## GIVEN REQUEST
Copy the records word for word, from the first line through the line with "grid-letter[interactable]: S: [198, 579, 208, 596]", including both.

Lines of data
■ ■ ■

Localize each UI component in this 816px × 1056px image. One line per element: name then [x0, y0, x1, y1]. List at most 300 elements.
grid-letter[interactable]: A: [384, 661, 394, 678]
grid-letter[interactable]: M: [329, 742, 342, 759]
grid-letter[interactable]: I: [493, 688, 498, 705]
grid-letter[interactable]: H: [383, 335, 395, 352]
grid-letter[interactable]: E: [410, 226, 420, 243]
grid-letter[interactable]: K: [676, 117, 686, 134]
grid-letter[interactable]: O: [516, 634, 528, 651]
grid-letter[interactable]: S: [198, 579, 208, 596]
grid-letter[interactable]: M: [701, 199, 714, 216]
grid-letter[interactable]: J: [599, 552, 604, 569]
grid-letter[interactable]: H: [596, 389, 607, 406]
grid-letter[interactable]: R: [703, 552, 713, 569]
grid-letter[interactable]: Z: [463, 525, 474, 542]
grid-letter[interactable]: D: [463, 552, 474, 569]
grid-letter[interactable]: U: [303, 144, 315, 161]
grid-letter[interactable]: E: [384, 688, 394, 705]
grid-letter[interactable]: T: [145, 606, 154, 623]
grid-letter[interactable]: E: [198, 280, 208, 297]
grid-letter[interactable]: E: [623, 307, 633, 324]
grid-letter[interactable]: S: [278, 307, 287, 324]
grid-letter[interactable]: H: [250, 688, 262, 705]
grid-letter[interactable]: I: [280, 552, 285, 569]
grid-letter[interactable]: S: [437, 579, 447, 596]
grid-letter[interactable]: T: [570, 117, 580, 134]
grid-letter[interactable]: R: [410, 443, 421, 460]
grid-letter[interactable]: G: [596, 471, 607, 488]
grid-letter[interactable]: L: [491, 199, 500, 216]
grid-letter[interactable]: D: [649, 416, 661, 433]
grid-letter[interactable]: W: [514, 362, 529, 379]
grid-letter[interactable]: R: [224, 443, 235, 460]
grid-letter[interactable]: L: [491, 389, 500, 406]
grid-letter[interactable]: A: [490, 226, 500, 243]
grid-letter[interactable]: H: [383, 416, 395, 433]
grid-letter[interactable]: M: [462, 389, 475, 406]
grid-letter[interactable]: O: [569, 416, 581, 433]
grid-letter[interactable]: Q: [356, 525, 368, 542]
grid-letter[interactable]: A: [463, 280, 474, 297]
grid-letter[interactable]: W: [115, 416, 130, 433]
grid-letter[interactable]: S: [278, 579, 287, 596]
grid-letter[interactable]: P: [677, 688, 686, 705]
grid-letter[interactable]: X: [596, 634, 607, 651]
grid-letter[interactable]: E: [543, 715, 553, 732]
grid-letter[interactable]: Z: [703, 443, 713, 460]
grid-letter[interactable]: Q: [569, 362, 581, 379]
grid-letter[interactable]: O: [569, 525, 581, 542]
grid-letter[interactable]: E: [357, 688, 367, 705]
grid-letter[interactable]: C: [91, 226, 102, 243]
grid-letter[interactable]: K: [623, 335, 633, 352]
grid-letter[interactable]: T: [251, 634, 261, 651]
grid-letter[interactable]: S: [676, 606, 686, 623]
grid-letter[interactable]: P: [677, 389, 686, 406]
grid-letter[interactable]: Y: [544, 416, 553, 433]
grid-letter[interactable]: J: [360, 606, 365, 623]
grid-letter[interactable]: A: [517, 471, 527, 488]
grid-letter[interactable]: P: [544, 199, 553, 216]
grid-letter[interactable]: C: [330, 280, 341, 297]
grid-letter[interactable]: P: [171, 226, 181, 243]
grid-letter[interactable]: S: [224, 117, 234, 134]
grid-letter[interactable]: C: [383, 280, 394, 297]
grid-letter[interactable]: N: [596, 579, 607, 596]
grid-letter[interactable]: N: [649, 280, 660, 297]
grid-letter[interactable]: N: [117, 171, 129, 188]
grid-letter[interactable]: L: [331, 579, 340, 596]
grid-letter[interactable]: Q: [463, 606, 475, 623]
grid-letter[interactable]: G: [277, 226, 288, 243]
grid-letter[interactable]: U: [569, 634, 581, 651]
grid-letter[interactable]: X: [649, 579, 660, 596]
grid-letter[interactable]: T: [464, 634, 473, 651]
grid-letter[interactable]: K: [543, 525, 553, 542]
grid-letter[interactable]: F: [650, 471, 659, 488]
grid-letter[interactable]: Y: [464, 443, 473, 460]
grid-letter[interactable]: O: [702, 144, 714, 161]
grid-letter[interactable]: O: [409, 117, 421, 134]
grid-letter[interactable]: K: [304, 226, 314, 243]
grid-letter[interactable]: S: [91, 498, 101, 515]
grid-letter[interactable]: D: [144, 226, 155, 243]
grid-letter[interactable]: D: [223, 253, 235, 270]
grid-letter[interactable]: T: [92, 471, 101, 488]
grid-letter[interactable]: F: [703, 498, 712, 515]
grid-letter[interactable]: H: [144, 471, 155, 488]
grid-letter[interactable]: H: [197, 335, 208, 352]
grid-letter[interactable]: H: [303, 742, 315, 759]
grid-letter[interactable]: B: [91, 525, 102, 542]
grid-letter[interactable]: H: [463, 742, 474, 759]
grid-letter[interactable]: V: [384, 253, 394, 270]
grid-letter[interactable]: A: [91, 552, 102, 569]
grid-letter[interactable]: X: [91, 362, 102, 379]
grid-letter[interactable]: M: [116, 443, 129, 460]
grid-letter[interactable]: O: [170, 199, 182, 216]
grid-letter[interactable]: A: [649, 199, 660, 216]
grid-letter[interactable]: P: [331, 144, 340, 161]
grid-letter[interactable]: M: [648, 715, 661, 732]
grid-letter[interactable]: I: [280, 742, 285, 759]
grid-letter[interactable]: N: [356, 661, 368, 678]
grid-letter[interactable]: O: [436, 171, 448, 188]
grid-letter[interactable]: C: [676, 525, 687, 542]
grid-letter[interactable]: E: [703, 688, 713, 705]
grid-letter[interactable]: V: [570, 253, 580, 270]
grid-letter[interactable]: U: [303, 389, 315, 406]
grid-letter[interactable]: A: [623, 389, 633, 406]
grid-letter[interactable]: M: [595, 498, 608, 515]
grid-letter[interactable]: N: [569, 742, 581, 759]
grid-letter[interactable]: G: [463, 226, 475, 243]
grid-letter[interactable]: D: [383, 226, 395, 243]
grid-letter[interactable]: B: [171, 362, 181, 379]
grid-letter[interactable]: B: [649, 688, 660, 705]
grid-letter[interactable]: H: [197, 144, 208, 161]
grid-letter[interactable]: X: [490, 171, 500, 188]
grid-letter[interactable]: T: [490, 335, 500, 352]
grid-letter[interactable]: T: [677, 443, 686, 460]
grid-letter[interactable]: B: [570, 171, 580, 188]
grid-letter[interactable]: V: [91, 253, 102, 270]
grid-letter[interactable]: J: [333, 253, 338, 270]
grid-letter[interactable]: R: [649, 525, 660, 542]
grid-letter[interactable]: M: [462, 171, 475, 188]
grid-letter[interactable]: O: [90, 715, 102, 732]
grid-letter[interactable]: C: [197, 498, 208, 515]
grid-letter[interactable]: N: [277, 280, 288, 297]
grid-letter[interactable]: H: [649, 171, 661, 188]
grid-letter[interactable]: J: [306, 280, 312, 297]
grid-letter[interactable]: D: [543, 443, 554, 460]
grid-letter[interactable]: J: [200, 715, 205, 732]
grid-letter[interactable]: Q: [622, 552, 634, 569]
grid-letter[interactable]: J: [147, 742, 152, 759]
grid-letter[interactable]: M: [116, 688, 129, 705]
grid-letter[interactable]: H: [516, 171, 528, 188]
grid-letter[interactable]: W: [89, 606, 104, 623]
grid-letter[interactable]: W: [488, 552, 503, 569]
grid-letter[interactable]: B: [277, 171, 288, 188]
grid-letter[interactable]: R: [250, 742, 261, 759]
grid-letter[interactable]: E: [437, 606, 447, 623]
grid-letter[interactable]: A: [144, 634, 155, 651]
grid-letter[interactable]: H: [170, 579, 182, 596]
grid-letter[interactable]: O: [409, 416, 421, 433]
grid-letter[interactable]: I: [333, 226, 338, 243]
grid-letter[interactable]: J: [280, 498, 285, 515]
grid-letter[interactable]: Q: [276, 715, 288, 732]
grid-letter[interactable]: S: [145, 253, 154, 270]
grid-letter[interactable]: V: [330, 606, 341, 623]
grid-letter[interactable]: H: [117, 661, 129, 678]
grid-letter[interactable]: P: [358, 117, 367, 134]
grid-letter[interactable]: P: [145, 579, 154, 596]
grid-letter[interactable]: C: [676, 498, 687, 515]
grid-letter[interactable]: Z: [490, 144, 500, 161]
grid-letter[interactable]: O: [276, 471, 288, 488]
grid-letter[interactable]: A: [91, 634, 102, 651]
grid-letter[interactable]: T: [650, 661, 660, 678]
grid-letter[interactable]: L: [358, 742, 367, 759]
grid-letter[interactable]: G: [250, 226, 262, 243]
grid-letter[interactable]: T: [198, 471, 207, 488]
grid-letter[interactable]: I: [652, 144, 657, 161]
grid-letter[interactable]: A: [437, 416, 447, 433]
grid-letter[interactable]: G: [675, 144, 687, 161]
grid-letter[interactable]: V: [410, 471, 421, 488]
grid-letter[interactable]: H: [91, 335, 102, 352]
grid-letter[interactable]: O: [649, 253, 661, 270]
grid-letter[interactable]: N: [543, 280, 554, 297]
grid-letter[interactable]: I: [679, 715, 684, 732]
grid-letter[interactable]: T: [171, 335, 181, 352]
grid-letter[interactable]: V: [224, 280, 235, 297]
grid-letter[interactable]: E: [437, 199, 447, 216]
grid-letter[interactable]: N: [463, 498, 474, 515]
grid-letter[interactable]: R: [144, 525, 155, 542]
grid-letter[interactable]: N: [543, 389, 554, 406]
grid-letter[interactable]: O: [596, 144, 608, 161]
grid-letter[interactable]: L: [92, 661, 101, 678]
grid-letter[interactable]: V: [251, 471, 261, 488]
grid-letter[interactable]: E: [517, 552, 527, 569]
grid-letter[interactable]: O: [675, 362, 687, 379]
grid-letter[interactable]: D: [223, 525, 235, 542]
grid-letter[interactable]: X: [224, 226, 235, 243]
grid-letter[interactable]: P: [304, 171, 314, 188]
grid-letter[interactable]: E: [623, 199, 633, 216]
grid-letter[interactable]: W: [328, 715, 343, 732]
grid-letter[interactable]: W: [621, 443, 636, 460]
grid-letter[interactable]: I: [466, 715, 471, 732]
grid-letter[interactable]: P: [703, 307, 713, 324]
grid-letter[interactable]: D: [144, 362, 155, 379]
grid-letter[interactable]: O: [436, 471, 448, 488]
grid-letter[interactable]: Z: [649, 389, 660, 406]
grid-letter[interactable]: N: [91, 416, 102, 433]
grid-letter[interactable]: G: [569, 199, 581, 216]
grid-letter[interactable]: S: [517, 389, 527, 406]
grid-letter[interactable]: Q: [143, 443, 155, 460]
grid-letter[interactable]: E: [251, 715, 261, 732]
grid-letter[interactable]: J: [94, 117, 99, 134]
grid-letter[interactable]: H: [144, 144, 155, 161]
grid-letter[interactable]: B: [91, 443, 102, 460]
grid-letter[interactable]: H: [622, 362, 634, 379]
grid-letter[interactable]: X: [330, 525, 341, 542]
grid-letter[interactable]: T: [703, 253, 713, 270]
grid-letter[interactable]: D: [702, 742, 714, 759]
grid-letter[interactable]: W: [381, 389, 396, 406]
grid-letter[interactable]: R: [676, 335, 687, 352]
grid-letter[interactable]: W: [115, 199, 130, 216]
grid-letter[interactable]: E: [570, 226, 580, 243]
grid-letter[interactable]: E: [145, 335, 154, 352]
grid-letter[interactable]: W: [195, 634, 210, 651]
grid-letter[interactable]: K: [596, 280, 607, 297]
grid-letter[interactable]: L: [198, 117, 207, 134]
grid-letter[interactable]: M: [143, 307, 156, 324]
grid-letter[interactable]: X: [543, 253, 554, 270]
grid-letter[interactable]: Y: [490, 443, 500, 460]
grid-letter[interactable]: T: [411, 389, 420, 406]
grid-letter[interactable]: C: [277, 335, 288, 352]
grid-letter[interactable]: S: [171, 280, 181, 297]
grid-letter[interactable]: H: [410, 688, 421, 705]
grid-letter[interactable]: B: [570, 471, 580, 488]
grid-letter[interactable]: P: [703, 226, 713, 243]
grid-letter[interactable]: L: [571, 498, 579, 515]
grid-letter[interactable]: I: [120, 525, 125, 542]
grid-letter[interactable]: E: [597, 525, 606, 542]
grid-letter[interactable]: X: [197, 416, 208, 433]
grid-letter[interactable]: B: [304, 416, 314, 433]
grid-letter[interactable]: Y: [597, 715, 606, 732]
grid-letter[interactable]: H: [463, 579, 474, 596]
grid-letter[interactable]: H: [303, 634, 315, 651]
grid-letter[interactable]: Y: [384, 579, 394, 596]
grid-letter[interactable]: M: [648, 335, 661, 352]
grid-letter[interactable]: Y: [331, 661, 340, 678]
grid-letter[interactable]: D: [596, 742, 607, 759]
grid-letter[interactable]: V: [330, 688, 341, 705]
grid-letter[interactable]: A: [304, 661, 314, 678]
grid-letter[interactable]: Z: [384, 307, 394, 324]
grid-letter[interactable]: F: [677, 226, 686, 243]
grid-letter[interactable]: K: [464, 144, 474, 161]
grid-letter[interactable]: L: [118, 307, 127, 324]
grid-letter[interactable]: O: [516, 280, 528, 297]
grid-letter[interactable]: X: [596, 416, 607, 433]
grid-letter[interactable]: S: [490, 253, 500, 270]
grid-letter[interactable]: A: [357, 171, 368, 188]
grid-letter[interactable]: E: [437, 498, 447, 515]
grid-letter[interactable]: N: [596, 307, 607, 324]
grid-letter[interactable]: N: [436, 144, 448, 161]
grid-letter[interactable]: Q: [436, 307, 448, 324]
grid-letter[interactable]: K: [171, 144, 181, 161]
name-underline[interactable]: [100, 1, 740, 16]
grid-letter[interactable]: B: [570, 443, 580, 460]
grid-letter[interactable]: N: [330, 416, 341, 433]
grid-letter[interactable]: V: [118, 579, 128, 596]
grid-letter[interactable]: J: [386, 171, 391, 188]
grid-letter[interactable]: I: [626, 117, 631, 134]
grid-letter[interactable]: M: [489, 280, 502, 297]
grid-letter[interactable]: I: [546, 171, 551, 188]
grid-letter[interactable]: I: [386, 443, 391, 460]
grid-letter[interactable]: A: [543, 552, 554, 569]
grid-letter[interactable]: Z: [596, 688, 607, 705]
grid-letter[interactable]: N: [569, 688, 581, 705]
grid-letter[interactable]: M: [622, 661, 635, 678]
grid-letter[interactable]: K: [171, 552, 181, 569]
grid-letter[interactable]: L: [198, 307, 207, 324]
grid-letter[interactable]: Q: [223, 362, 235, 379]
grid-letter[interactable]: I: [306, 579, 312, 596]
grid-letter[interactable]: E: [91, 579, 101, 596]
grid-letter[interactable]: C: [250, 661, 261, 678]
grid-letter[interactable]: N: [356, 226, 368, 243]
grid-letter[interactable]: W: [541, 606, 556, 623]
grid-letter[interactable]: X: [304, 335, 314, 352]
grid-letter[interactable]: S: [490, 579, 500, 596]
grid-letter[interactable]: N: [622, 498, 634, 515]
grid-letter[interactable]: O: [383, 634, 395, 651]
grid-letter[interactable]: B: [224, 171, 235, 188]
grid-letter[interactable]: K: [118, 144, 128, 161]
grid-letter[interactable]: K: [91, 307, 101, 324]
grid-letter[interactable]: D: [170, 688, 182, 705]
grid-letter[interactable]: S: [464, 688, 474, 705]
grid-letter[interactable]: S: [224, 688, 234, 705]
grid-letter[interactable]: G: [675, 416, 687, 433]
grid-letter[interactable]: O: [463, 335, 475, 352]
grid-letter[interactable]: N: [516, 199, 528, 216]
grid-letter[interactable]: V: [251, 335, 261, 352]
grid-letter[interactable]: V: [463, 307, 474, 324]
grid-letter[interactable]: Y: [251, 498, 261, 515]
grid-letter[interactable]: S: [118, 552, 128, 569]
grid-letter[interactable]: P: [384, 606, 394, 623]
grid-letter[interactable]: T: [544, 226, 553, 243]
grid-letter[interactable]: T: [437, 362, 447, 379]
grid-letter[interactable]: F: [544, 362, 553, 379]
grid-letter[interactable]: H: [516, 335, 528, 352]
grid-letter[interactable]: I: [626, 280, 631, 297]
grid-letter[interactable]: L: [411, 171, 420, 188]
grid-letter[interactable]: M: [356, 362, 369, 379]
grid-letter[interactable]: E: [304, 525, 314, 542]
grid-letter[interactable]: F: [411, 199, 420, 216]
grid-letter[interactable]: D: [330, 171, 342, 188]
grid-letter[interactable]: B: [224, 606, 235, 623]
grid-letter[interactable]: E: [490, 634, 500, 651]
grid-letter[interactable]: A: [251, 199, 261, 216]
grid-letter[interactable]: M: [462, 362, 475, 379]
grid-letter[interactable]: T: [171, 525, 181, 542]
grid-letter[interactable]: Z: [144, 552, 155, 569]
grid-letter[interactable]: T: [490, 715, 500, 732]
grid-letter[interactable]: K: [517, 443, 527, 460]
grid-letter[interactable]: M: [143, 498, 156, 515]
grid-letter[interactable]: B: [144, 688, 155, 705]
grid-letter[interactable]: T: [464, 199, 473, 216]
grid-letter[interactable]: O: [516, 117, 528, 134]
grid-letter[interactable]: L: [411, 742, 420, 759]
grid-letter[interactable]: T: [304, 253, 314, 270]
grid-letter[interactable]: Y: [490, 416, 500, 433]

■ ■ ■

## FINAL RESULT
Localize each UI component in this 816px × 1056px image. One line per element: name then [x0, y0, x1, y1]. List at most 300 elements.
grid-letter[interactable]: A: [384, 661, 394, 678]
grid-letter[interactable]: M: [329, 742, 342, 759]
grid-letter[interactable]: I: [493, 688, 498, 705]
grid-letter[interactable]: H: [383, 335, 395, 352]
grid-letter[interactable]: E: [410, 226, 420, 243]
grid-letter[interactable]: K: [676, 117, 686, 134]
grid-letter[interactable]: O: [516, 634, 528, 651]
grid-letter[interactable]: S: [198, 579, 208, 596]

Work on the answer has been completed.